§ Work to do:
Check each line of the data for "with" and select those that have it.

§ Data for this exercise:
--- START ---

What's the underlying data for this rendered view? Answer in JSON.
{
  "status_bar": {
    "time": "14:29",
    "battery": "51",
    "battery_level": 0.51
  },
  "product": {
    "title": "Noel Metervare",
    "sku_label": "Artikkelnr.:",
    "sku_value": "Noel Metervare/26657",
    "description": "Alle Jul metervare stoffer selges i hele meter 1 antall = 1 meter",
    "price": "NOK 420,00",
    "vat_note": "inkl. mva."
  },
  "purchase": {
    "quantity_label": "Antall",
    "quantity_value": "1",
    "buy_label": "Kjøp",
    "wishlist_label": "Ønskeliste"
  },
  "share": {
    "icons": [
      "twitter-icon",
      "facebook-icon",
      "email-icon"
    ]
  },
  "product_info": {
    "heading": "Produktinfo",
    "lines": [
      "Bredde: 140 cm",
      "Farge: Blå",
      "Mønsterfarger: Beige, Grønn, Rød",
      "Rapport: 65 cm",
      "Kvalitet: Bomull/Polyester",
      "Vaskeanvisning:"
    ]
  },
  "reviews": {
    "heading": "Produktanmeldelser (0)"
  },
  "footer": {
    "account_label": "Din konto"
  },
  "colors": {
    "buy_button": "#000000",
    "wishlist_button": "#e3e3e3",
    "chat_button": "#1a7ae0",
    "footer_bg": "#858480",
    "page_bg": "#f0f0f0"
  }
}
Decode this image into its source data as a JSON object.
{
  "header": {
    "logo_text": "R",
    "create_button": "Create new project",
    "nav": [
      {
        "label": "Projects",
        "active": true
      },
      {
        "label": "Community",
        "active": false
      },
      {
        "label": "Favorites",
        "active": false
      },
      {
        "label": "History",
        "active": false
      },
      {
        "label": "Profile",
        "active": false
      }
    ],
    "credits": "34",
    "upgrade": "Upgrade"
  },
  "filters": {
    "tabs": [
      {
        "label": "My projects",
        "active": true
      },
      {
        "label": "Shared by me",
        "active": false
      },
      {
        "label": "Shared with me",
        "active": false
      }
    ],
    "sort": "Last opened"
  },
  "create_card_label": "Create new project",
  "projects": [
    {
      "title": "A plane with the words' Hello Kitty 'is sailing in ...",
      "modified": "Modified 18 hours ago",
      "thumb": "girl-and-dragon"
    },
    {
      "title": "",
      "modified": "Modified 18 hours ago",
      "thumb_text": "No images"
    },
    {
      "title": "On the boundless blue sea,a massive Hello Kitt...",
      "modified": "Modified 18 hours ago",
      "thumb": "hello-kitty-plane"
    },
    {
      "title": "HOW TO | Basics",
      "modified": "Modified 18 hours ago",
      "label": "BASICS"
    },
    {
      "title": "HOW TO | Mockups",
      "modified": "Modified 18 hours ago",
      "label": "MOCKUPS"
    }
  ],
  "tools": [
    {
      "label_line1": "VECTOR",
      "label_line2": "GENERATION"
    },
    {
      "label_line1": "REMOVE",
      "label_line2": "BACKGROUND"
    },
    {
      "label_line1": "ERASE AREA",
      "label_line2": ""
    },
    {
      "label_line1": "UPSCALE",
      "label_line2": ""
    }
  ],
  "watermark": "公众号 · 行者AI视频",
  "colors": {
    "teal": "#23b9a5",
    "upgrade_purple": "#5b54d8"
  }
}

--- END ---

§ Result of this exercise:
        "label": "Shared with me",
      "title": "A plane with the words' Hello Kitty 'is sailing in ...",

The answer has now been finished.